_Data in this exercise_:
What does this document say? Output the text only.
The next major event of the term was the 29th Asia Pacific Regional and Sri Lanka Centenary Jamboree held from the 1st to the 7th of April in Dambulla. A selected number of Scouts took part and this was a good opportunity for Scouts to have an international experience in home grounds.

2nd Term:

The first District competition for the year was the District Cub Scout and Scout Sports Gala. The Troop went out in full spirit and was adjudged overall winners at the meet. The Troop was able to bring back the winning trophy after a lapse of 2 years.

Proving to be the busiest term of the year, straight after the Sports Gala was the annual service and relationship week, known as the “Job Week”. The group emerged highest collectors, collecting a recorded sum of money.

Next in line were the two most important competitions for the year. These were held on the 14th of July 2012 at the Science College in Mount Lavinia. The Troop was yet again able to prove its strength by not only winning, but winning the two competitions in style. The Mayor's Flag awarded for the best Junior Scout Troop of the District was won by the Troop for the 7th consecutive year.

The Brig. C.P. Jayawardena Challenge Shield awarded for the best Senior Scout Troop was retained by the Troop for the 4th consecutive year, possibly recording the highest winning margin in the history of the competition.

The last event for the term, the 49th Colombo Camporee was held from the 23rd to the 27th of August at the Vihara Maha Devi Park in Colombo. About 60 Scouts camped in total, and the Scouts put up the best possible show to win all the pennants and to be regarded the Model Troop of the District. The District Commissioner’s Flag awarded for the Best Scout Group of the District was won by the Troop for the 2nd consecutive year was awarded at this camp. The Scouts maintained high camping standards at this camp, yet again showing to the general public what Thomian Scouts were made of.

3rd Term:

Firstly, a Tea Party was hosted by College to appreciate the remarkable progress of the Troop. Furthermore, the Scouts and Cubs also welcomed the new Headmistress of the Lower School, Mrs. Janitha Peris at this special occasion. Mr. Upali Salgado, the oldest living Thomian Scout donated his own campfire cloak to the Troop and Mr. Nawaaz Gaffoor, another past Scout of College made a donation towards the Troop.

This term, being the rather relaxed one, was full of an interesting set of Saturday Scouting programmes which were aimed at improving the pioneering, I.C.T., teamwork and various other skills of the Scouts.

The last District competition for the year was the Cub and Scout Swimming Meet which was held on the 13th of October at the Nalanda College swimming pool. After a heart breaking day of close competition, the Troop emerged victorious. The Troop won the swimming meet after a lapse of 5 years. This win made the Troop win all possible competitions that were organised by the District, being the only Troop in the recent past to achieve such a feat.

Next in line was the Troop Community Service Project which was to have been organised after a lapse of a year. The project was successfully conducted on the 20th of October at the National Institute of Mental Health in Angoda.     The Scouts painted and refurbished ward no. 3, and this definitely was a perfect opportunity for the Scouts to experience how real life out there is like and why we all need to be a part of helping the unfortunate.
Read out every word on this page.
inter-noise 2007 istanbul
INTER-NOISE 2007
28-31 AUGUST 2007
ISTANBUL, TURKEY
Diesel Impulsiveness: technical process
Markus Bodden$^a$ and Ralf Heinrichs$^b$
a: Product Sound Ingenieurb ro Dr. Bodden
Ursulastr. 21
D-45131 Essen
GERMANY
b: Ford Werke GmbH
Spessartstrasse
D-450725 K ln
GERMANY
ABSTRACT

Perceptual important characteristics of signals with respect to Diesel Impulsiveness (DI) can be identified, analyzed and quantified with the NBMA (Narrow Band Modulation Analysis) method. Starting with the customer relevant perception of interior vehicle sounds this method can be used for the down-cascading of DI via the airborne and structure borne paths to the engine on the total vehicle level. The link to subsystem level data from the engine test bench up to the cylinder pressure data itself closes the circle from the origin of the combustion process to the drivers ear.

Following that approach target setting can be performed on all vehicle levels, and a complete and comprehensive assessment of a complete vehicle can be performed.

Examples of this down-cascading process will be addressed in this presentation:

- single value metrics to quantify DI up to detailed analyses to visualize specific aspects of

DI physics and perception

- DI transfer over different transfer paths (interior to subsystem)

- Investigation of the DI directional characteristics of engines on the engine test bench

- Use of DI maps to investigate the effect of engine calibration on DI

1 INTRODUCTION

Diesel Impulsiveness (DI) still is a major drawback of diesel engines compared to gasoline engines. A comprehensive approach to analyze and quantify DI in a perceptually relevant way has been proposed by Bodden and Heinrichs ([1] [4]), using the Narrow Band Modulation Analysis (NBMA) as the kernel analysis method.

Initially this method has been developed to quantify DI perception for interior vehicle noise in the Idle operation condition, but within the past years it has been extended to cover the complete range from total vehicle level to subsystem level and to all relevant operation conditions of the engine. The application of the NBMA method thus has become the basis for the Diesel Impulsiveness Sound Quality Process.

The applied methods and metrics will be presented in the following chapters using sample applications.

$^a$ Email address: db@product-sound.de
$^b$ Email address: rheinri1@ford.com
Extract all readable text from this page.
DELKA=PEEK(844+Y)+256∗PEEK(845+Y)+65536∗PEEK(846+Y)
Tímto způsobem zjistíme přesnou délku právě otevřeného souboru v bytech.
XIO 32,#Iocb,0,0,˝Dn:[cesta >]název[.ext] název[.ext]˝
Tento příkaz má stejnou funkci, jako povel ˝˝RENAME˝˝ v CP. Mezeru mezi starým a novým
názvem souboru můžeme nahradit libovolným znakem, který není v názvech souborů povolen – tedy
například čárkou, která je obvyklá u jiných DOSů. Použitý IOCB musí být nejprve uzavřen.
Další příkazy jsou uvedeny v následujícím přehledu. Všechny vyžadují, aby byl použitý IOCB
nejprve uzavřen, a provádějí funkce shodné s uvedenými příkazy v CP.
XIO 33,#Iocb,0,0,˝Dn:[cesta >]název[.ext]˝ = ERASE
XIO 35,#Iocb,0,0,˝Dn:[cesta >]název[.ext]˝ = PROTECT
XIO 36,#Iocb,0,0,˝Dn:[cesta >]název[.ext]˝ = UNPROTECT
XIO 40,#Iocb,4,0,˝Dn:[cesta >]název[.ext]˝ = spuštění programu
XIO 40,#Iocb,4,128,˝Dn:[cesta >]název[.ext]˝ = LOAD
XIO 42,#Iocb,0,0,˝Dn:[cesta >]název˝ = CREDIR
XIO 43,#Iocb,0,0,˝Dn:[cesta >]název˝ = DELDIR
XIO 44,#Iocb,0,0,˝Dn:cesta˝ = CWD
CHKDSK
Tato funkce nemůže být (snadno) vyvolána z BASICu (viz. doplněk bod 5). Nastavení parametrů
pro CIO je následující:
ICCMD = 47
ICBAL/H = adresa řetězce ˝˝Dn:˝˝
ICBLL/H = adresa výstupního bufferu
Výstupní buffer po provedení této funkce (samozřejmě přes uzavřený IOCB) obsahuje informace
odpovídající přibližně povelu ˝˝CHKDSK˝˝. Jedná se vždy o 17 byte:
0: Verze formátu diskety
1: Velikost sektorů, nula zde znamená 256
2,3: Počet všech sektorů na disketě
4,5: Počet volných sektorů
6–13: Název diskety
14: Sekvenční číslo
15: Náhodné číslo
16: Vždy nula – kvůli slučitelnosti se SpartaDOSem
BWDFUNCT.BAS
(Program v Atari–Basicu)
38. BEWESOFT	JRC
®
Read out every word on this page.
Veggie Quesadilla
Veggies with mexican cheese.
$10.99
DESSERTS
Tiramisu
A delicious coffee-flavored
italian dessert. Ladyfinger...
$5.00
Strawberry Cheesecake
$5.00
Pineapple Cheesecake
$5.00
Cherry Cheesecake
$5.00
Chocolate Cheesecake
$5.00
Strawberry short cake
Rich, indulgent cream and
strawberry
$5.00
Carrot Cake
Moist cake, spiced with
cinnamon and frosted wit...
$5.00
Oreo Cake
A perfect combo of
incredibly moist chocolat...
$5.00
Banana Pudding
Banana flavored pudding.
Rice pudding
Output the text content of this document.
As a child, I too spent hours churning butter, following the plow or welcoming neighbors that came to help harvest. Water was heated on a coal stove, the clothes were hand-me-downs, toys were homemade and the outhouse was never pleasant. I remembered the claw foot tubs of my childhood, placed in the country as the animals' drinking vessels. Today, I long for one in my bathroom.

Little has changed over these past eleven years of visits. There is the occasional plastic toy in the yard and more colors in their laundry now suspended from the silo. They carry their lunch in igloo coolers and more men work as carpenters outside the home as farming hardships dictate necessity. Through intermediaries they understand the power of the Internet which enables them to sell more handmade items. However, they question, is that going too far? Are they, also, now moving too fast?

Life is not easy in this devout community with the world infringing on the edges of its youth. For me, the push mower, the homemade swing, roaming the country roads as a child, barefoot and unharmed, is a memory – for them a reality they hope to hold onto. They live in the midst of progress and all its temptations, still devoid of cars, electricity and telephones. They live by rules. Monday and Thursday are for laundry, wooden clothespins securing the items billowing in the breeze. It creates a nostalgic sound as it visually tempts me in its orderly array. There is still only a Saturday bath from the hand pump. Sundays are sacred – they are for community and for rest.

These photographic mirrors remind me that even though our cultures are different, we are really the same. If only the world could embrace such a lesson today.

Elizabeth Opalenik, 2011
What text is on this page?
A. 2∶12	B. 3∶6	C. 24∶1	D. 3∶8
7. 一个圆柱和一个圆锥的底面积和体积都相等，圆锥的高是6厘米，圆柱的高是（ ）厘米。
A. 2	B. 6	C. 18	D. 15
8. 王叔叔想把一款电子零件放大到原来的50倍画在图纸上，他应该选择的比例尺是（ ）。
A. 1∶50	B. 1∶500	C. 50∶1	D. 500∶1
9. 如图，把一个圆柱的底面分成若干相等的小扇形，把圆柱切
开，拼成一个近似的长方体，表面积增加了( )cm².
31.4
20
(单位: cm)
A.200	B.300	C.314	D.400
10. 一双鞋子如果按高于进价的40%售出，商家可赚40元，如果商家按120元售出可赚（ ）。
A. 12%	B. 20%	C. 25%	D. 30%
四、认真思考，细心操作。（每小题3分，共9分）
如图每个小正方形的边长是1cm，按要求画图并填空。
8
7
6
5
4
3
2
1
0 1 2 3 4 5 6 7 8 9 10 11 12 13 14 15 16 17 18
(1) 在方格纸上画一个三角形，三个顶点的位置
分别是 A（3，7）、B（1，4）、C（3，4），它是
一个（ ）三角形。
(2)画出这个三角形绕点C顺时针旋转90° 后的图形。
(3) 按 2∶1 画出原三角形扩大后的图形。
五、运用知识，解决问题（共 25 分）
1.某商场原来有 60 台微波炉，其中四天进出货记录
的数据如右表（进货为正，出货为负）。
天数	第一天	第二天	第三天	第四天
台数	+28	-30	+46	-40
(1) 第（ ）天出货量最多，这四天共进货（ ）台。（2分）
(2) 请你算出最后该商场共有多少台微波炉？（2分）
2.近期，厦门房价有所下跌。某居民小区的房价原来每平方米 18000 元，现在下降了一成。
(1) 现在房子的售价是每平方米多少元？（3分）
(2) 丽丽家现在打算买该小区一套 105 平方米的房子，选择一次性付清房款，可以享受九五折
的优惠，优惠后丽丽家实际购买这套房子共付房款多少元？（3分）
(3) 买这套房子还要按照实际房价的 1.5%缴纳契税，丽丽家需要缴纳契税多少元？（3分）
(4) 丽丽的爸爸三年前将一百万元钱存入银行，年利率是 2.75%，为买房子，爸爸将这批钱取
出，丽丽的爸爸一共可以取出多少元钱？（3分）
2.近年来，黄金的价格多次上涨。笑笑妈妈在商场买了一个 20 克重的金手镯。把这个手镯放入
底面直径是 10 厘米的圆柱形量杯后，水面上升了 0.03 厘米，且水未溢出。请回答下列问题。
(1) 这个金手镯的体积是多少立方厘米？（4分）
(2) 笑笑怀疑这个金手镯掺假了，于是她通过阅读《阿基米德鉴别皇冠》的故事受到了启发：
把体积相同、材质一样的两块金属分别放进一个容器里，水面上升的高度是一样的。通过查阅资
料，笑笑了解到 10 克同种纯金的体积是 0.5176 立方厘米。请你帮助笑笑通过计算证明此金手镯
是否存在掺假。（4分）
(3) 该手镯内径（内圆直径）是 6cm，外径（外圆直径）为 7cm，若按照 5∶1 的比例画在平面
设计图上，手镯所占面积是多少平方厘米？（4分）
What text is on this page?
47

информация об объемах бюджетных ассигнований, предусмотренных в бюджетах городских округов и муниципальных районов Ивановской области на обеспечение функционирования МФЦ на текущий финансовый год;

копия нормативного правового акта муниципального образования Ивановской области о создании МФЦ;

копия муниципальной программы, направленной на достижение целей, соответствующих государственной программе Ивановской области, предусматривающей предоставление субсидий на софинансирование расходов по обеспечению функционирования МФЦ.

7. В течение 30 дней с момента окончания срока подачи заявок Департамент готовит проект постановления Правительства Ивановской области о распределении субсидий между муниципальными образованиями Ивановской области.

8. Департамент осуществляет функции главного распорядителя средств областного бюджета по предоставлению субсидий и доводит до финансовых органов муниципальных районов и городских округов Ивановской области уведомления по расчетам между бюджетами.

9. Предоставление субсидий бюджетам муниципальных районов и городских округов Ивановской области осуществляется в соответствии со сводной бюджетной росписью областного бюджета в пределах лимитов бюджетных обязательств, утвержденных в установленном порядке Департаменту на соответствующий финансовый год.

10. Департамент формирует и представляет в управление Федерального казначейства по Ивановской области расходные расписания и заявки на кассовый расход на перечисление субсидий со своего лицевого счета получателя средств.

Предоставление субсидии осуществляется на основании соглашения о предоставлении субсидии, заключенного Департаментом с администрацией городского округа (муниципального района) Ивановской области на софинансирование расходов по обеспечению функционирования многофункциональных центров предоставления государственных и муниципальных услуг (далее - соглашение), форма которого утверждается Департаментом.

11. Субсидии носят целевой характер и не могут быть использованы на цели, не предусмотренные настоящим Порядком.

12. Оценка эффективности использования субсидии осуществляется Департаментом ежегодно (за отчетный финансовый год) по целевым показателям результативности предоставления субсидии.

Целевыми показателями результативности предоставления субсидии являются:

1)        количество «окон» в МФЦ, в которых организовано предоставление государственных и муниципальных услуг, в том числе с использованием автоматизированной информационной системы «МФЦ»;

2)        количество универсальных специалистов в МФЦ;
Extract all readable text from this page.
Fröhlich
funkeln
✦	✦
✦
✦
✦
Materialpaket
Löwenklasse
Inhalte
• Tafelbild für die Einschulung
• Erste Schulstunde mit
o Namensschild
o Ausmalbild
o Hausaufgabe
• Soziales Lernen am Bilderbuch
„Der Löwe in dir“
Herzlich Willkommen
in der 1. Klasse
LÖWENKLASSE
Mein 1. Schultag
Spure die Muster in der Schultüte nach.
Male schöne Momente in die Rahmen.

_Task description_: Report only how many lines of the listing hold the word "CHKDSK".

_Exercise solution_: 2